» DATASET ENTRIES
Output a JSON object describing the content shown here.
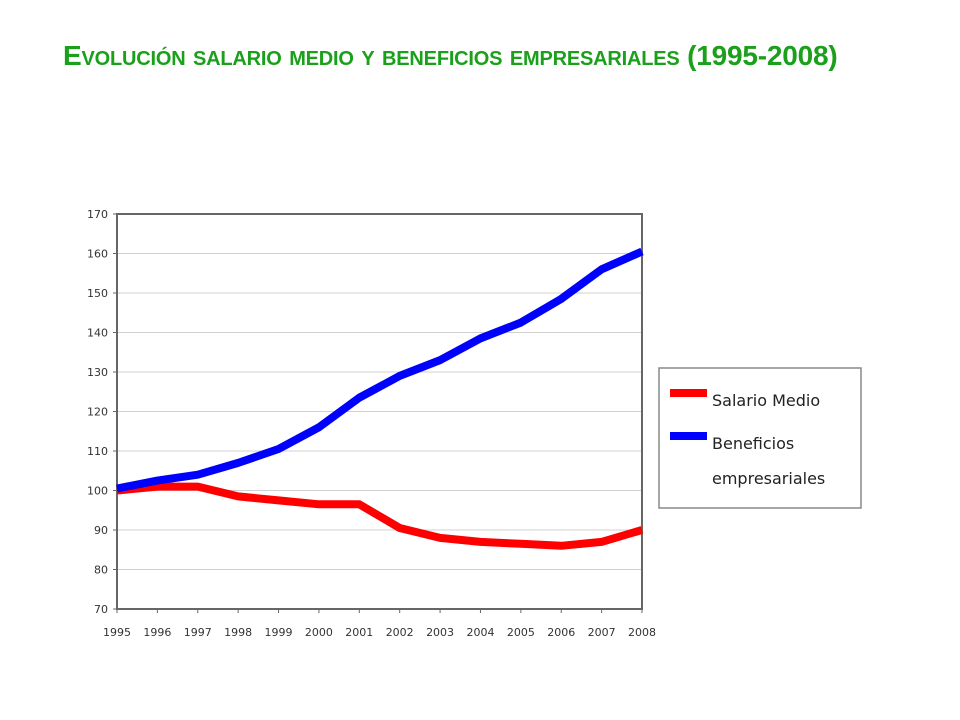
{
  "title": "Evolución salario medio y beneficios empresariales (1995-2008)",
  "chart_data": {
    "type": "line",
    "title": "",
    "xlabel": "",
    "ylabel": "",
    "x": [
      "1995",
      "1996",
      "1997",
      "1998",
      "1999",
      "2000",
      "2001",
      "2002",
      "2003",
      "2004",
      "2005",
      "2006",
      "2007",
      "2008"
    ],
    "ylim": [
      70,
      170
    ],
    "yticks": [
      "70",
      "80",
      "90",
      "100",
      "110",
      "120",
      "130",
      "140",
      "150",
      "160",
      "170"
    ],
    "grid": true,
    "legend_position": "right",
    "series": [
      {
        "name": "Salario Medio",
        "color": "#ff0000",
        "values": [
          100,
          101,
          101,
          98.5,
          97.5,
          96.5,
          96.5,
          90.5,
          88,
          87,
          86.5,
          86,
          87,
          90
        ]
      },
      {
        "name": "Beneficios empresariales",
        "name_lines": [
          "Beneficios",
          "empresariales"
        ],
        "color": "#0000ff",
        "values": [
          100.5,
          102.5,
          104,
          107,
          110.5,
          116,
          123.5,
          129,
          133,
          138.5,
          142.5,
          148.5,
          156,
          160.5
        ]
      }
    ]
  }
}
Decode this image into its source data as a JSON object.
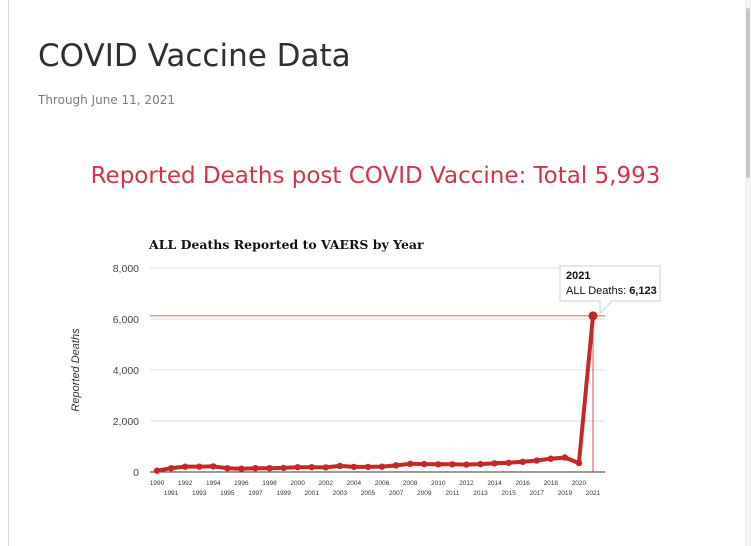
{
  "page": {
    "title": "COVID Vaccine Data",
    "subtitle": "Through June 11, 2021",
    "section_heading": "Reported Deaths post COVID Vaccine: Total 5,993"
  },
  "colors": {
    "heading": "#d0334a",
    "series": "#c62828",
    "reference_line": "#c62828"
  },
  "tooltip": {
    "year": "2021",
    "label": "ALL Deaths: ",
    "value": "6,123"
  },
  "chart_data": {
    "type": "line",
    "title": "ALL Deaths Reported to VAERS by Year",
    "xlabel": "",
    "ylabel": "Reported Deaths",
    "ylim": [
      0,
      8000
    ],
    "yticks": [
      0,
      2000,
      4000,
      6000,
      8000
    ],
    "ytick_labels": [
      "0",
      "2,000",
      "4,000",
      "6,000",
      "8,000"
    ],
    "x": [
      1990,
      1991,
      1992,
      1993,
      1994,
      1995,
      1996,
      1997,
      1998,
      1999,
      2000,
      2001,
      2002,
      2003,
      2004,
      2005,
      2006,
      2007,
      2008,
      2009,
      2010,
      2011,
      2012,
      2013,
      2014,
      2015,
      2016,
      2017,
      2018,
      2019,
      2020,
      2021
    ],
    "x_tick_labels": [
      "1990",
      "1991",
      "1992",
      "1993",
      "1994",
      "1995",
      "1996",
      "1997",
      "1998",
      "1999",
      "2000",
      "2001",
      "2002",
      "2003",
      "2004",
      "2005",
      "2006",
      "2007",
      "2008",
      "2009",
      "2010",
      "2011",
      "2012",
      "2013",
      "2014",
      "2015",
      "2016",
      "2017",
      "2018",
      "2019",
      "2020",
      "2021"
    ],
    "series": [
      {
        "values": [
          50,
          150,
          210,
          210,
          220,
          150,
          130,
          150,
          150,
          160,
          190,
          190,
          180,
          240,
          200,
          200,
          210,
          260,
          320,
          310,
          300,
          300,
          290,
          310,
          340,
          360,
          400,
          450,
          520,
          570,
          350,
          6123
        ]
      }
    ],
    "highlight": {
      "x": 2021,
      "y": 6123
    },
    "grid": true,
    "legend": "none"
  }
}
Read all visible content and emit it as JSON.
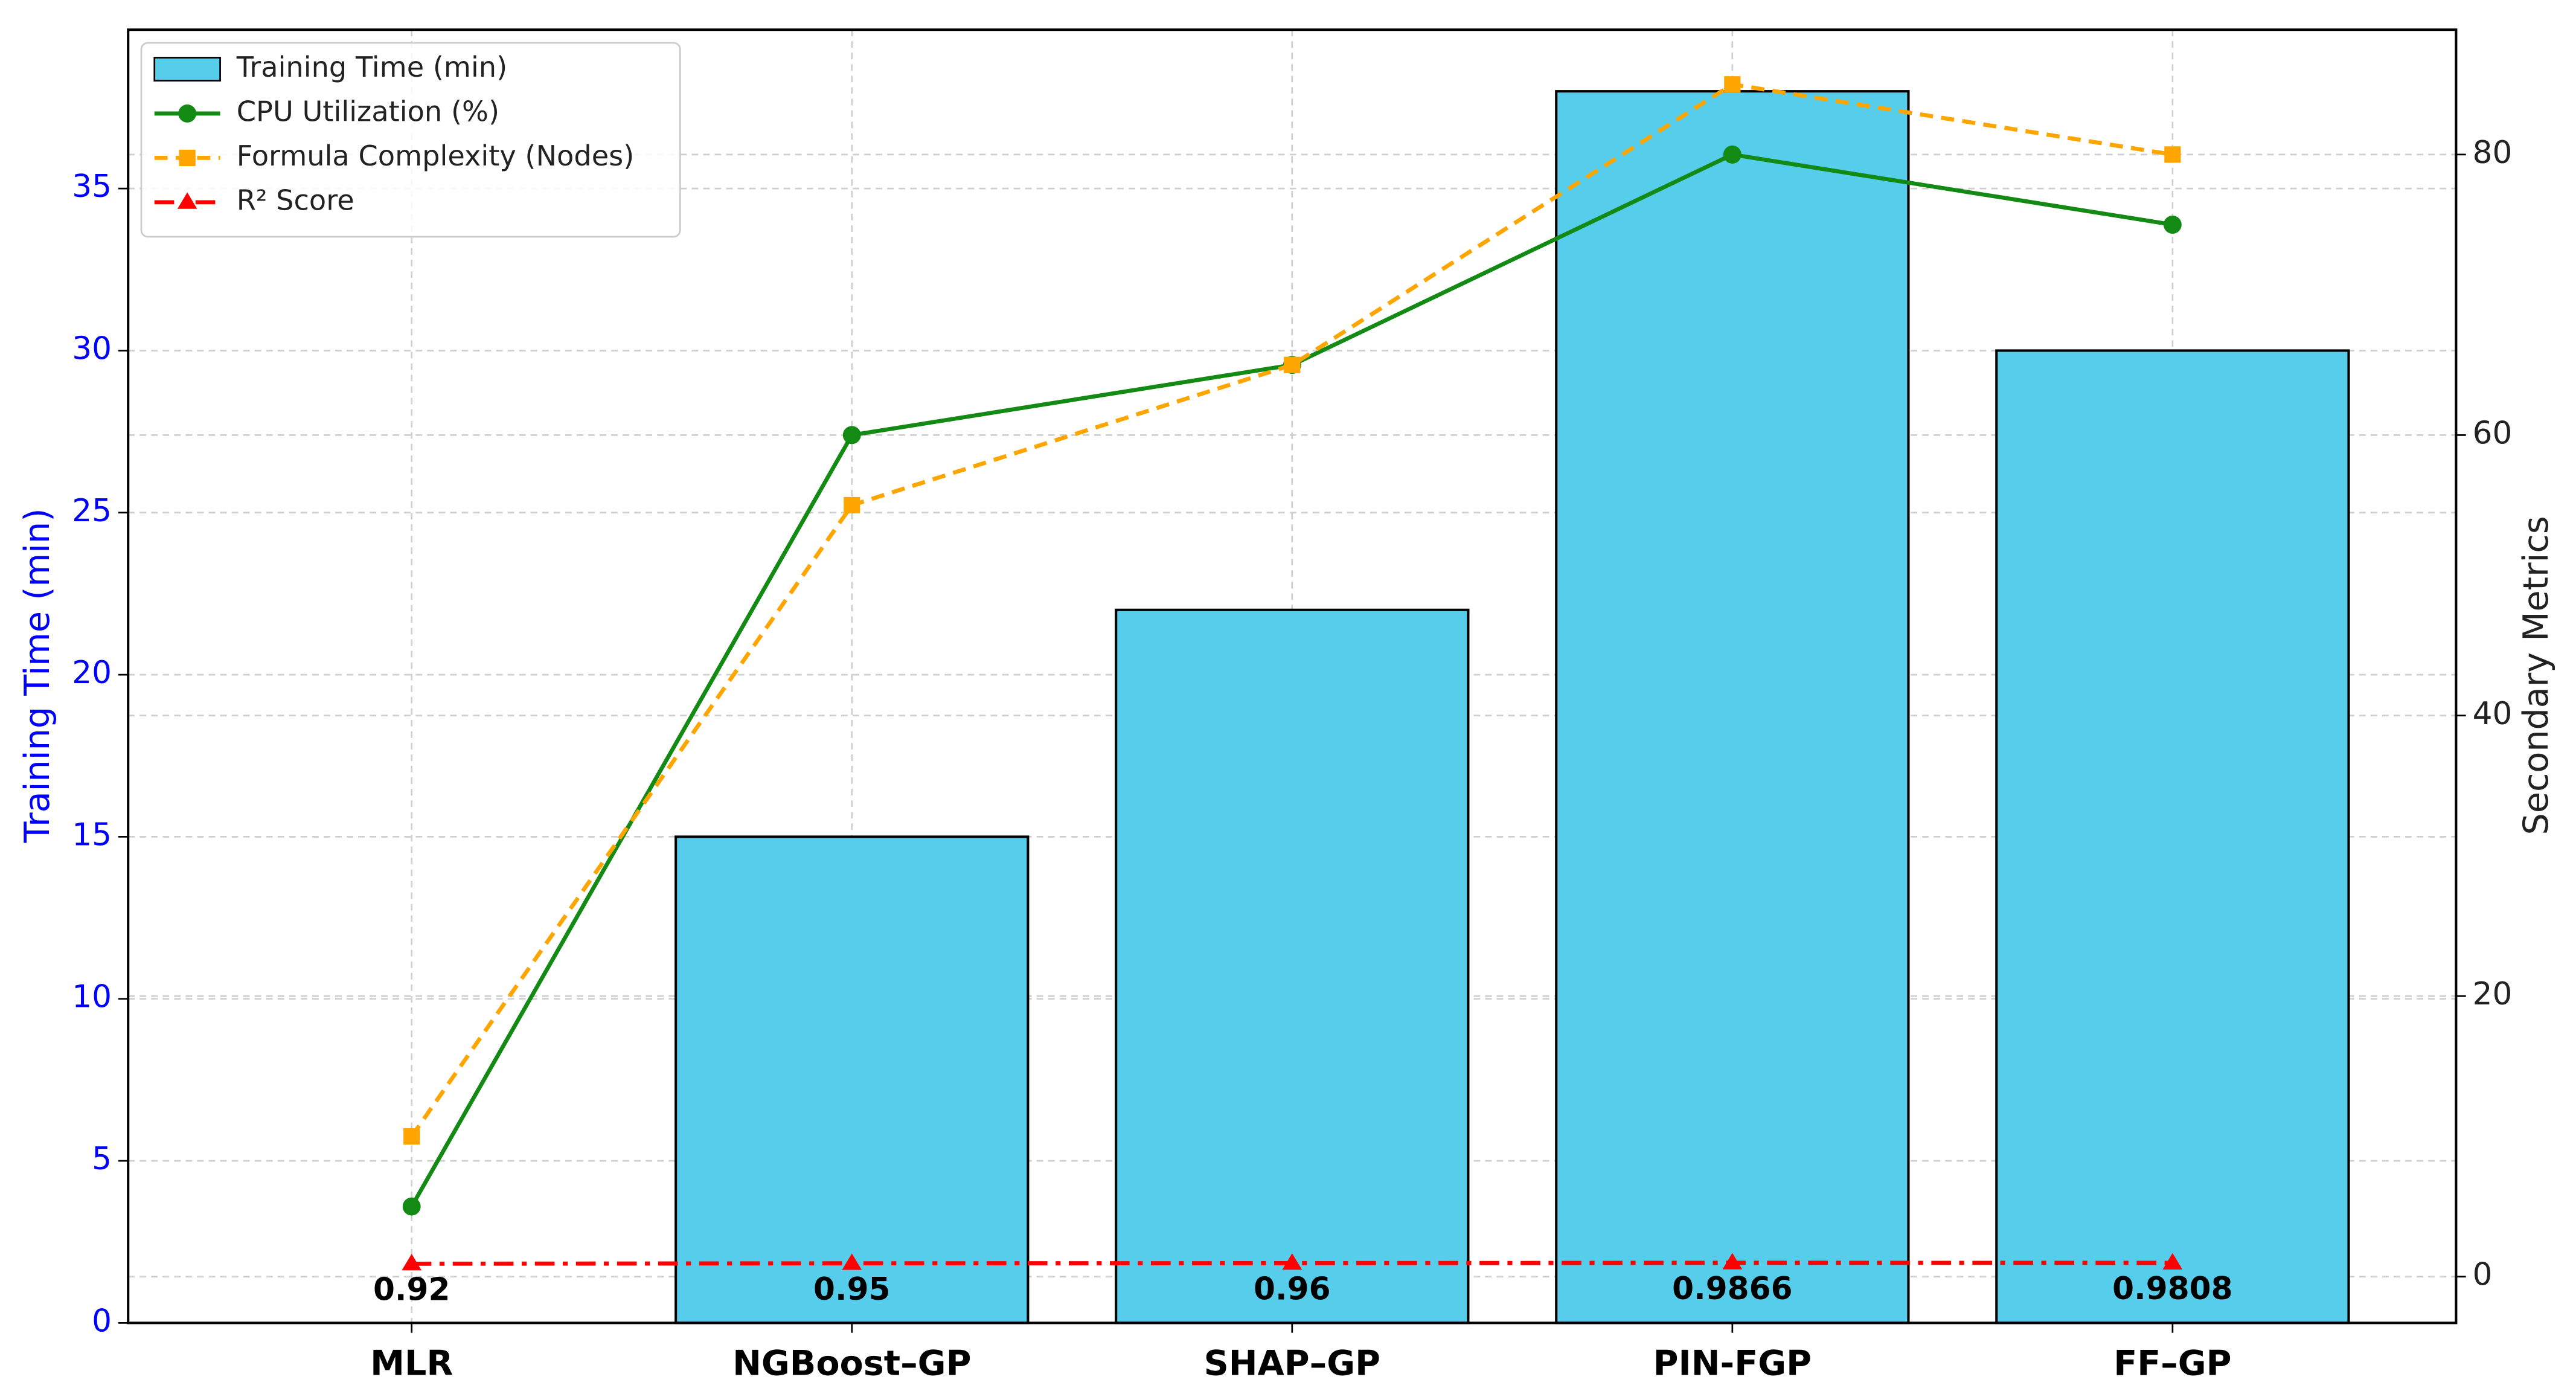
{
  "chart_data": {
    "type": "bar",
    "categories": [
      "MLR",
      "NGBoost–GP",
      "SHAP–GP",
      "PIN-FGP",
      "FF–GP"
    ],
    "series": [
      {
        "name": "Training Time (min)",
        "type": "bar",
        "color": "#56cdea",
        "axis": "y",
        "values": [
          0,
          15,
          22,
          38,
          30
        ]
      },
      {
        "name": "CPU Utilization (%)",
        "type": "line",
        "color": "#138a13",
        "axis": "y2",
        "linestyle": "solid",
        "marker": "circle",
        "values": [
          5,
          60,
          65,
          80,
          75
        ]
      },
      {
        "name": "Formula Complexity (Nodes)",
        "type": "line",
        "color": "#ffa500",
        "axis": "y2",
        "linestyle": "dashed",
        "marker": "square",
        "values": [
          10,
          55,
          65,
          85,
          80
        ]
      },
      {
        "name": "R² Score",
        "type": "line",
        "color": "#ff0000",
        "axis": "y2",
        "linestyle": "dashdot",
        "marker": "triangle",
        "data_labels": true,
        "values": [
          0.92,
          0.95,
          0.96,
          0.9866,
          0.9808
        ]
      }
    ],
    "ylabel": "Training Time (min)",
    "y2label": "Secondary Metrics",
    "ylim": [
      0,
      39.9
    ],
    "yticks": [
      0,
      5,
      10,
      15,
      20,
      25,
      30,
      35
    ],
    "y2lim": [
      -3.3,
      88.9
    ],
    "y2ticks": [
      0,
      20,
      40,
      60,
      80
    ],
    "grid": true,
    "legend": "upper left",
    "ylabel_color": "#0000ff"
  }
}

» REQUIRED TASK
Lines containing the word "JSON" must all be returned from the material above.

» SOLUTION FOR THIS PROBLEM
Output a JSON object describing the content shown here.
Decode this image into its source data as a JSON object.
Read all visible content and emit it as JSON.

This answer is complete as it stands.